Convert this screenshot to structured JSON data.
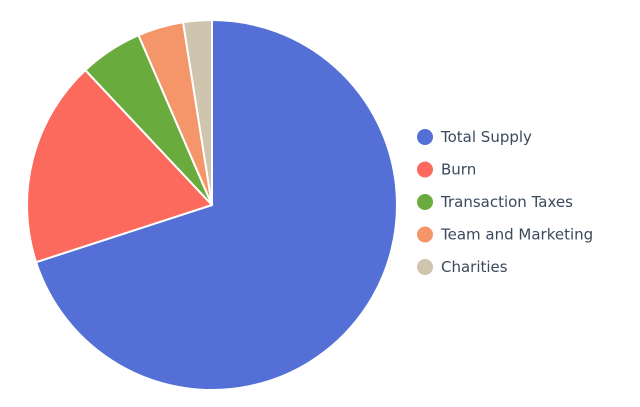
{
  "chart_data": {
    "type": "pie",
    "title": "",
    "categories": [
      "Total Supply",
      "Burn",
      "Transaction Taxes",
      "Team and Marketing",
      "Charities"
    ],
    "values": [
      70,
      18,
      5.5,
      4,
      2.5
    ],
    "unit": "%",
    "colors": [
      "#5470d6",
      "#fc6a5e",
      "#6aab3d",
      "#f4956a",
      "#cfc4ae"
    ],
    "start_angle_deg": 0,
    "direction": "clockwise",
    "legend": {
      "position": "right",
      "marker": "circle"
    }
  }
}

## Aim
Each entry should be repeated exactly as it appears; the pictures stay out.

## Solution for this problem
Convert this screenshot to structured JSON data.
{
  "chart_data": {
    "type": "pie",
    "title": "",
    "categories": [
      "Total Supply",
      "Burn",
      "Transaction Taxes",
      "Team and Marketing",
      "Charities"
    ],
    "values": [
      70,
      18,
      5.5,
      4,
      2.5
    ],
    "unit": "%",
    "colors": [
      "#5470d6",
      "#fc6a5e",
      "#6aab3d",
      "#f4956a",
      "#cfc4ae"
    ],
    "start_angle_deg": 0,
    "direction": "clockwise",
    "legend": {
      "position": "right",
      "marker": "circle"
    }
  }
}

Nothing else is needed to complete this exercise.